(Dataset entries)
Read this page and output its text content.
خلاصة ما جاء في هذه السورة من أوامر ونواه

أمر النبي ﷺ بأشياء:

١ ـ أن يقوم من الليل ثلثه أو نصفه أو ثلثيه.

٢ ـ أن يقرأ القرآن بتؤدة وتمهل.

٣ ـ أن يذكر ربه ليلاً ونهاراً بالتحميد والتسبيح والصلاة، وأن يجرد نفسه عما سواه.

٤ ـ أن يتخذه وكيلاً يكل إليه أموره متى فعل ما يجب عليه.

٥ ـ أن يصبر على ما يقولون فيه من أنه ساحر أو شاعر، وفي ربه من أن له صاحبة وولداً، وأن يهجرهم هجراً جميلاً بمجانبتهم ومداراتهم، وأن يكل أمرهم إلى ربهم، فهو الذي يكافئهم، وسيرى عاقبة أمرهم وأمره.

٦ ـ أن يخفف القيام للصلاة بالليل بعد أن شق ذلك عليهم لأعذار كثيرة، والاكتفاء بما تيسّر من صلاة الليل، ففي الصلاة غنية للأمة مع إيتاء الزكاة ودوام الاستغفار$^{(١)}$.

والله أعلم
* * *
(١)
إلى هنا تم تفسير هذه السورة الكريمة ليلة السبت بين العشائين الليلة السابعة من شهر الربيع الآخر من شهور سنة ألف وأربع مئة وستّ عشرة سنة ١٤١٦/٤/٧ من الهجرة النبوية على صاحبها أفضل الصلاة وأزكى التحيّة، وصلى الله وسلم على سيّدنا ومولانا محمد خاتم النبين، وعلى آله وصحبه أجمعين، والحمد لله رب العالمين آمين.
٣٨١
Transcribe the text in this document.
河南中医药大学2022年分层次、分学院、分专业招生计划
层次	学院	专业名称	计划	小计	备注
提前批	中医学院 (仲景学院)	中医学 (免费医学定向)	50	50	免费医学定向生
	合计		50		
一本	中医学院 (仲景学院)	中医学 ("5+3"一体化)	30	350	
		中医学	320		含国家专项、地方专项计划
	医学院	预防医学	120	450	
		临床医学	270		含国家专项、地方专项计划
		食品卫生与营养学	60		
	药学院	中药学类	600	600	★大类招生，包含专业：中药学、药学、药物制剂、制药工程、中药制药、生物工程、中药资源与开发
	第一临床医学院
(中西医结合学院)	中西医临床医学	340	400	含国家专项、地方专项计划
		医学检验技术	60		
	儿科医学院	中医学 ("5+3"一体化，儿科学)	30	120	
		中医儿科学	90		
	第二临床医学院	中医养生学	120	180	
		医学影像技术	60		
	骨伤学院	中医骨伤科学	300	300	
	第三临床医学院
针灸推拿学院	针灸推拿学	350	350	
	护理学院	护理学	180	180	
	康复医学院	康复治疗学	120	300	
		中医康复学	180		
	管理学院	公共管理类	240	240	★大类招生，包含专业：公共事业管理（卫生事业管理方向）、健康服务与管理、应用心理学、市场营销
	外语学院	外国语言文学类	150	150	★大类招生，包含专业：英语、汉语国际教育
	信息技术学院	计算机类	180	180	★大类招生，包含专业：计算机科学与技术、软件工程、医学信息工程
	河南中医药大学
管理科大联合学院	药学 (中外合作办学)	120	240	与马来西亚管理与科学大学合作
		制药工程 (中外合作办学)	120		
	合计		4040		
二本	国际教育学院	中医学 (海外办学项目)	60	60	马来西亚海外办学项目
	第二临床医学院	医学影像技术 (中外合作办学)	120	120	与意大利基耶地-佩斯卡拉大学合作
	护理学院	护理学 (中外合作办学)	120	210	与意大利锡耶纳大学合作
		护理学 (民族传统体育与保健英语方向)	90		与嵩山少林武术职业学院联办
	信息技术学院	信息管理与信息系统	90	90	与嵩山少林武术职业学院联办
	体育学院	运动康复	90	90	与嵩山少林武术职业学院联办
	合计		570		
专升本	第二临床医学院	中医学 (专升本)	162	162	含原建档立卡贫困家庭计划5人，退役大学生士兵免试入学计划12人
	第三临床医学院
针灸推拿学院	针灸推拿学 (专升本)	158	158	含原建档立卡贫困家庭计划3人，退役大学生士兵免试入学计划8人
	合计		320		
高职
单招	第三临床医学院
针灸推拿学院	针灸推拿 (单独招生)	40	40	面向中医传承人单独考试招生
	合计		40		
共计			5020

◆ What is expected:
State the number of lines holding the word "信息技术学院" in the listing. Add nothing else.

◆ Result of the exercise:
2